**Task:** Keep every word of the listing and reproduce it exactly, but set aside any image found there.
++++++++
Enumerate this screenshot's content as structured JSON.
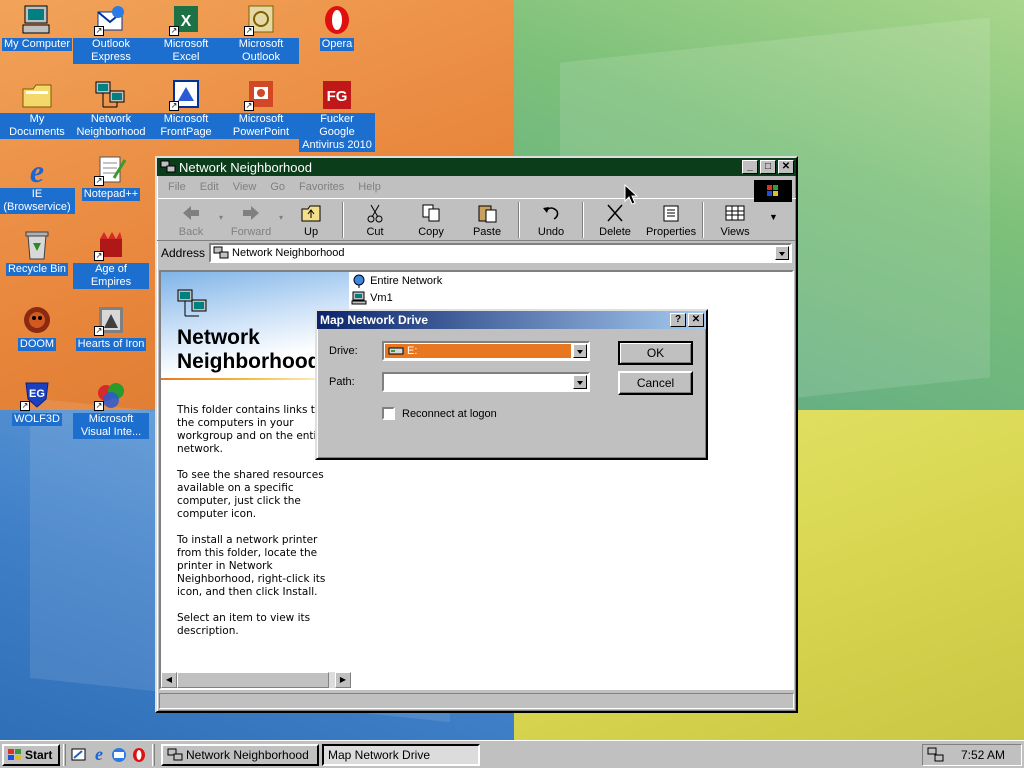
{
  "desktop_icons": [
    {
      "label": "My Computer",
      "icon": "computer-icon"
    },
    {
      "label": "Outlook Express",
      "icon": "outlook-express-icon"
    },
    {
      "label": "Microsoft Excel",
      "icon": "excel-icon"
    },
    {
      "label": "Microsoft Outlook",
      "icon": "outlook-icon"
    },
    {
      "label": "Opera",
      "icon": "opera-icon"
    },
    {
      "label": "My Documents",
      "icon": "folder-icon"
    },
    {
      "label": "Network Neighborhood",
      "icon": "network-icon"
    },
    {
      "label": "Microsoft FrontPage",
      "icon": "frontpage-icon"
    },
    {
      "label": "Microsoft PowerPoint",
      "icon": "powerpoint-icon"
    },
    {
      "label": "Fucker Google Antivirus 2010",
      "icon": "fg-antivirus-icon"
    },
    {
      "label": "IE (Browservice)",
      "icon": "ie-icon"
    },
    {
      "label": "Notepad++",
      "icon": "notepad-icon"
    },
    {
      "label": "Recycle Bin",
      "icon": "recycle-bin-icon"
    },
    {
      "label": "Age of Empires",
      "icon": "age-of-empires-icon"
    },
    {
      "label": "DOOM",
      "icon": "doom-icon"
    },
    {
      "label": "Hearts of Iron",
      "icon": "hearts-of-iron-icon"
    },
    {
      "label": "WOLF3D",
      "icon": "wolf3d-icon"
    },
    {
      "label": "Microsoft Visual Inte...",
      "icon": "visual-studio-icon"
    }
  ],
  "explorer": {
    "title": "Network Neighborhood",
    "menu": [
      "File",
      "Edit",
      "View",
      "Go",
      "Favorites",
      "Help"
    ],
    "toolbar": [
      {
        "label": "Back",
        "icon": "back-arrow-icon",
        "enabled": false
      },
      {
        "label": "Forward",
        "icon": "forward-arrow-icon",
        "enabled": false
      },
      {
        "label": "Up",
        "icon": "up-folder-icon",
        "enabled": true
      },
      {
        "label": "Cut",
        "icon": "scissors-icon",
        "enabled": true
      },
      {
        "label": "Copy",
        "icon": "copy-icon",
        "enabled": true
      },
      {
        "label": "Paste",
        "icon": "paste-icon",
        "enabled": true
      },
      {
        "label": "Undo",
        "icon": "undo-icon",
        "enabled": true
      },
      {
        "label": "Delete",
        "icon": "delete-x-icon",
        "enabled": true
      },
      {
        "label": "Properties",
        "icon": "properties-icon",
        "enabled": true
      },
      {
        "label": "Views",
        "icon": "views-icon",
        "enabled": true
      }
    ],
    "address_label": "Address",
    "address_value": "Network Neighborhood",
    "webview_title": "Network Neighborhood",
    "webview_paragraphs": [
      "This folder contains links to all the computers in your workgroup and on the entire network.",
      "To see the shared resources available on a specific computer, just click the computer icon.",
      "To install a network printer from this folder, locate the printer in Network Neighborhood, right-click its icon, and then click Install.",
      "Select an item to view its description."
    ],
    "items": [
      {
        "label": "Entire Network",
        "icon": "globe-network-icon"
      },
      {
        "label": "Vm1",
        "icon": "computer-icon"
      }
    ]
  },
  "dialog": {
    "title": "Map Network Drive",
    "drive_label": "Drive:",
    "drive_value": "E:",
    "path_label": "Path:",
    "path_value": "",
    "reconnect_label": "Reconnect at logon",
    "reconnect_checked": false,
    "ok_label": "OK",
    "cancel_label": "Cancel"
  },
  "taskbar": {
    "start_label": "Start",
    "tasks": [
      {
        "label": "Network Neighborhood",
        "active": false
      },
      {
        "label": "Map Network Drive",
        "active": true
      }
    ],
    "clock": "7:52 AM"
  },
  "colors": {
    "selection": "#e87722",
    "desktop_label_bg": "#1c6fcf",
    "dialog_title": "#0a246a"
  }
}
++++++++
**Written reply:**
Enumerate this screenshot's content as structured JSON.
{
  "desktop_icons": [
    {
      "label": "My Computer",
      "icon": "computer-icon"
    },
    {
      "label": "Outlook Express",
      "icon": "outlook-express-icon"
    },
    {
      "label": "Microsoft Excel",
      "icon": "excel-icon"
    },
    {
      "label": "Microsoft Outlook",
      "icon": "outlook-icon"
    },
    {
      "label": "Opera",
      "icon": "opera-icon"
    },
    {
      "label": "My Documents",
      "icon": "folder-icon"
    },
    {
      "label": "Network Neighborhood",
      "icon": "network-icon"
    },
    {
      "label": "Microsoft FrontPage",
      "icon": "frontpage-icon"
    },
    {
      "label": "Microsoft PowerPoint",
      "icon": "powerpoint-icon"
    },
    {
      "label": "Fucker Google Antivirus 2010",
      "icon": "fg-antivirus-icon"
    },
    {
      "label": "IE (Browservice)",
      "icon": "ie-icon"
    },
    {
      "label": "Notepad++",
      "icon": "notepad-icon"
    },
    {
      "label": "Recycle Bin",
      "icon": "recycle-bin-icon"
    },
    {
      "label": "Age of Empires",
      "icon": "age-of-empires-icon"
    },
    {
      "label": "DOOM",
      "icon": "doom-icon"
    },
    {
      "label": "Hearts of Iron",
      "icon": "hearts-of-iron-icon"
    },
    {
      "label": "WOLF3D",
      "icon": "wolf3d-icon"
    },
    {
      "label": "Microsoft Visual Inte...",
      "icon": "visual-studio-icon"
    }
  ],
  "explorer": {
    "title": "Network Neighborhood",
    "menu": [
      "File",
      "Edit",
      "View",
      "Go",
      "Favorites",
      "Help"
    ],
    "toolbar": [
      {
        "label": "Back",
        "icon": "back-arrow-icon",
        "enabled": false
      },
      {
        "label": "Forward",
        "icon": "forward-arrow-icon",
        "enabled": false
      },
      {
        "label": "Up",
        "icon": "up-folder-icon",
        "enabled": true
      },
      {
        "label": "Cut",
        "icon": "scissors-icon",
        "enabled": true
      },
      {
        "label": "Copy",
        "icon": "copy-icon",
        "enabled": true
      },
      {
        "label": "Paste",
        "icon": "paste-icon",
        "enabled": true
      },
      {
        "label": "Undo",
        "icon": "undo-icon",
        "enabled": true
      },
      {
        "label": "Delete",
        "icon": "delete-x-icon",
        "enabled": true
      },
      {
        "label": "Properties",
        "icon": "properties-icon",
        "enabled": true
      },
      {
        "label": "Views",
        "icon": "views-icon",
        "enabled": true
      }
    ],
    "address_label": "Address",
    "address_value": "Network Neighborhood",
    "webview_title": "Network Neighborhood",
    "webview_paragraphs": [
      "This folder contains links to all the computers in your workgroup and on the entire network.",
      "To see the shared resources available on a specific computer, just click the computer icon.",
      "To install a network printer from this folder, locate the printer in Network Neighborhood, right-click its icon, and then click Install.",
      "Select an item to view its description."
    ],
    "items": [
      {
        "label": "Entire Network",
        "icon": "globe-network-icon"
      },
      {
        "label": "Vm1",
        "icon": "computer-icon"
      }
    ]
  },
  "dialog": {
    "title": "Map Network Drive",
    "drive_label": "Drive:",
    "drive_value": "E:",
    "path_label": "Path:",
    "path_value": "",
    "reconnect_label": "Reconnect at logon",
    "reconnect_checked": false,
    "ok_label": "OK",
    "cancel_label": "Cancel"
  },
  "taskbar": {
    "start_label": "Start",
    "tasks": [
      {
        "label": "Network Neighborhood",
        "active": false
      },
      {
        "label": "Map Network Drive",
        "active": true
      }
    ],
    "clock": "7:52 AM"
  },
  "colors": {
    "selection": "#e87722",
    "desktop_label_bg": "#1c6fcf",
    "dialog_title": "#0a246a"
  }
}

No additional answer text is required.